=== Objective ===
Write out all of the data exactly as it appears.

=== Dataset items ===

####################

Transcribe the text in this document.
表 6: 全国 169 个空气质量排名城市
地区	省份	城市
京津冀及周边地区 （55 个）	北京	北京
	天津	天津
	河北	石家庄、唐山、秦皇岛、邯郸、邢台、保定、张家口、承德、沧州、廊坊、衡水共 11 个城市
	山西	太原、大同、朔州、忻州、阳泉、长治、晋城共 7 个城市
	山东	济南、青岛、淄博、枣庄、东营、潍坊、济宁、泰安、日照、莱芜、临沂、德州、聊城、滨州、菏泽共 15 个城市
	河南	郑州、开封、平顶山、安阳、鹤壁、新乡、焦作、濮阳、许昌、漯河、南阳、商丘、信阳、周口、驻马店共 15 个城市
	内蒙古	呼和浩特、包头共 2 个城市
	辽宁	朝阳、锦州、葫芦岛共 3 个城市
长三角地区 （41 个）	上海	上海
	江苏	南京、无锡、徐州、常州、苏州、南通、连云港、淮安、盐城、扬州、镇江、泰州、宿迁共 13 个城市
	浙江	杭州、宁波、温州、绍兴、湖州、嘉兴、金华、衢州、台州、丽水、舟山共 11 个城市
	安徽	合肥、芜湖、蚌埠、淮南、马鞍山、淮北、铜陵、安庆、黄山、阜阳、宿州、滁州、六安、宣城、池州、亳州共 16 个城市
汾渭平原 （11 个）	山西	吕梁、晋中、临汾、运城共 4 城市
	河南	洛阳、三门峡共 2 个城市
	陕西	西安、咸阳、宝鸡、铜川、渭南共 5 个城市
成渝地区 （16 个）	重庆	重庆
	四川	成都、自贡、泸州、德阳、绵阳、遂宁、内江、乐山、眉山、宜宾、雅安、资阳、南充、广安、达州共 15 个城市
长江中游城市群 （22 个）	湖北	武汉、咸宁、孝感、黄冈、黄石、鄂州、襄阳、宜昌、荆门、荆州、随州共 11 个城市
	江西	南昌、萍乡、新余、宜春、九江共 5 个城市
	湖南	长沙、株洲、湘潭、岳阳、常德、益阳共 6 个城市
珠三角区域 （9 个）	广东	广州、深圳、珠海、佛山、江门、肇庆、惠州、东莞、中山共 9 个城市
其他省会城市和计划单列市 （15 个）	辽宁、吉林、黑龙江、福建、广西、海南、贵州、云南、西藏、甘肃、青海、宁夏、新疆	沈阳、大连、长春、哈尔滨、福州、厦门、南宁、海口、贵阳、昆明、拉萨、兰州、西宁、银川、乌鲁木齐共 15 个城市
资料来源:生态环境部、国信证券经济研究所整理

####################

=== Response ===
Transcribe the text in this document.
表 6: 全国 169 个空气质量排名城市
地区	省份	城市
京津冀及周边地区 （55 个）	北京	北京
	天津	天津
	河北	石家庄、唐山、秦皇岛、邯郸、邢台、保定、张家口、承德、沧州、廊坊、衡水共 11 个城市
	山西	太原、大同、朔州、忻州、阳泉、长治、晋城共 7 个城市
	山东	济南、青岛、淄博、枣庄、东营、潍坊、济宁、泰安、日照、莱芜、临沂、德州、聊城、滨州、菏泽共 15 个城市
	河南	郑州、开封、平顶山、安阳、鹤壁、新乡、焦作、濮阳、许昌、漯河、南阳、商丘、信阳、周口、驻马店共 15 个城市
	内蒙古	呼和浩特、包头共 2 个城市
	辽宁	朝阳、锦州、葫芦岛共 3 个城市
长三角地区 （41 个）	上海	上海
	江苏	南京、无锡、徐州、常州、苏州、南通、连云港、淮安、盐城、扬州、镇江、泰州、宿迁共 13 个城市
	浙江	杭州、宁波、温州、绍兴、湖州、嘉兴、金华、衢州、台州、丽水、舟山共 11 个城市
	安徽	合肥、芜湖、蚌埠、淮南、马鞍山、淮北、铜陵、安庆、黄山、阜阳、宿州、滁州、六安、宣城、池州、亳州共 16 个城市
汾渭平原 （11 个）	山西	吕梁、晋中、临汾、运城共 4 城市
	河南	洛阳、三门峡共 2 个城市
	陕西	西安、咸阳、宝鸡、铜川、渭南共 5 个城市
成渝地区 （16 个）	重庆	重庆
	四川	成都、自贡、泸州、德阳、绵阳、遂宁、内江、乐山、眉山、宜宾、雅安、资阳、南充、广安、达州共 15 个城市
长江中游城市群 （22 个）	湖北	武汉、咸宁、孝感、黄冈、黄石、鄂州、襄阳、宜昌、荆门、荆州、随州共 11 个城市
	江西	南昌、萍乡、新余、宜春、九江共 5 个城市
	湖南	长沙、株洲、湘潭、岳阳、常德、益阳共 6 个城市
珠三角区域 （9 个）	广东	广州、深圳、珠海、佛山、江门、肇庆、惠州、东莞、中山共 9 个城市
其他省会城市和计划单列市 （15 个）	辽宁、吉林、黑龙江、福建、广西、海南、贵州、云南、西藏、甘肃、青海、宁夏、新疆	沈阳、大连、长春、哈尔滨、福州、厦门、南宁、海口、贵阳、昆明、拉萨、兰州、西宁、银川、乌鲁木齐共 15 个城市
资料来源:生态环境部、国信证券经济研究所整理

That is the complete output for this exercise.